Short exercise:
Keep only the lines of the data below that contain "固定视距", and copy them.

─── Provided information ───

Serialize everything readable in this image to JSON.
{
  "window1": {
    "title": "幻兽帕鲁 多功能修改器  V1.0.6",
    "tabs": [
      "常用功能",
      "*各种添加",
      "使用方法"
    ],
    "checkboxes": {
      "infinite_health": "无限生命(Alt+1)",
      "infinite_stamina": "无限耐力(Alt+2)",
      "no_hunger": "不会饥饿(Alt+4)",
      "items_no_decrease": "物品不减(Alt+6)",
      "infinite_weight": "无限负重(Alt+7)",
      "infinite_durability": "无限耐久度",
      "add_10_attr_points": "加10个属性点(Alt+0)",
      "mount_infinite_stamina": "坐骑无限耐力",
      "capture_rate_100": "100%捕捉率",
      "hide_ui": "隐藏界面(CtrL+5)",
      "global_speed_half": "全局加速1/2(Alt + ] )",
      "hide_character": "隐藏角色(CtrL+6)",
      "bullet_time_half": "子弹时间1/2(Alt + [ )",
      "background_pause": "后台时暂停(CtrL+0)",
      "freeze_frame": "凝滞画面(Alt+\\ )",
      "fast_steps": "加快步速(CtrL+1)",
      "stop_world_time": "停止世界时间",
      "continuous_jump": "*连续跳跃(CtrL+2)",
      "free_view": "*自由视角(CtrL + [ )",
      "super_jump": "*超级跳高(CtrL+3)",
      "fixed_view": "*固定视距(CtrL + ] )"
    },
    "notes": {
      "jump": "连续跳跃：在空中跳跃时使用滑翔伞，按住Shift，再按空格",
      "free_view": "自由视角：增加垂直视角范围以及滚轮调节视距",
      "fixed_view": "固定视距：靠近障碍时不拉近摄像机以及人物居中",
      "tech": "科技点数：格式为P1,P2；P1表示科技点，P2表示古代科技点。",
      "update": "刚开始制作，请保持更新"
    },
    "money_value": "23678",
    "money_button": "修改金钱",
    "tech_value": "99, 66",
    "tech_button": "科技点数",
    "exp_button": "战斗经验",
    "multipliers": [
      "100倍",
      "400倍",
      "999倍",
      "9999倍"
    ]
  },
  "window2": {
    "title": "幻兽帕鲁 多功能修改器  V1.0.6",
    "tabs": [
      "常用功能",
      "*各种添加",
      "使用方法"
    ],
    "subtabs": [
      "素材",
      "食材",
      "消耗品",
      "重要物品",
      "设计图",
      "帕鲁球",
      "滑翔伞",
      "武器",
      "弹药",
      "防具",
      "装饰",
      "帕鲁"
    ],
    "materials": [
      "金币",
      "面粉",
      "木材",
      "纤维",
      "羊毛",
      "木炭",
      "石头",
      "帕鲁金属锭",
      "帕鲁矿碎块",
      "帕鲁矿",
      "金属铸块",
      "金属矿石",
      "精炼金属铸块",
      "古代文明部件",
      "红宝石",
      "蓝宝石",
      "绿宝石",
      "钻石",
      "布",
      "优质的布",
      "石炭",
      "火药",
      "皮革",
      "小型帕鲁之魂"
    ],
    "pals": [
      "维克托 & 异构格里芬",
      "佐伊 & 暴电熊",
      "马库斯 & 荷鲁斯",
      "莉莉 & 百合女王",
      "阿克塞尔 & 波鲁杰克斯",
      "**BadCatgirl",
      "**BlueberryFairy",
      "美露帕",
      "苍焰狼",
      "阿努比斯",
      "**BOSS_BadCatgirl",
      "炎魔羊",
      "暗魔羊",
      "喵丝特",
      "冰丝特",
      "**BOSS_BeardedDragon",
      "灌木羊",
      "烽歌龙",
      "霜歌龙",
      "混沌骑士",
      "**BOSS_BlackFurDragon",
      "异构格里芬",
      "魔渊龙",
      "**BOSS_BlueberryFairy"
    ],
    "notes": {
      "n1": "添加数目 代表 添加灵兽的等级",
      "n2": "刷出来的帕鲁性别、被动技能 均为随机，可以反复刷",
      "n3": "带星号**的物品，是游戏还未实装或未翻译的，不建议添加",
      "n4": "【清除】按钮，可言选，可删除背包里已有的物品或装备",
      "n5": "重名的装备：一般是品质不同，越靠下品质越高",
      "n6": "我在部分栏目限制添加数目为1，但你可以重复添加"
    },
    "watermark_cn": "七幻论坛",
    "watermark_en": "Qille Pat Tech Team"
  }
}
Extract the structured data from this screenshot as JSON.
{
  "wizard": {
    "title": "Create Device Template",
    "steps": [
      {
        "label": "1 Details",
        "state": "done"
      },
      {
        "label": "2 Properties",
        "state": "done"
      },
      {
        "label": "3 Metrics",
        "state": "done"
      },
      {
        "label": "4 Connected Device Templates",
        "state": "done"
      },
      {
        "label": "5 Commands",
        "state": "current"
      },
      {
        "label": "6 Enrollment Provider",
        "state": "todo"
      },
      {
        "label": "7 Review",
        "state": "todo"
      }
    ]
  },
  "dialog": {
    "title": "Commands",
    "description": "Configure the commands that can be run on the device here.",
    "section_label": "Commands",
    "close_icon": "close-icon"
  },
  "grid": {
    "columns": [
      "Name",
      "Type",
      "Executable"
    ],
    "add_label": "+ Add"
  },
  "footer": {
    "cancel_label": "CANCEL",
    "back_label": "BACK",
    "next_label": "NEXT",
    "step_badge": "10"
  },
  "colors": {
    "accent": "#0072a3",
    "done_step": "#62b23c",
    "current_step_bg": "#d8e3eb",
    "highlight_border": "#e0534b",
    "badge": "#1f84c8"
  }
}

───

Correct result:
      "fixed_view": "*固定视距(CtrL + ] )"
      "fixed_view": "固定视距：靠近障碍时不拉近摄像机以及人物居中",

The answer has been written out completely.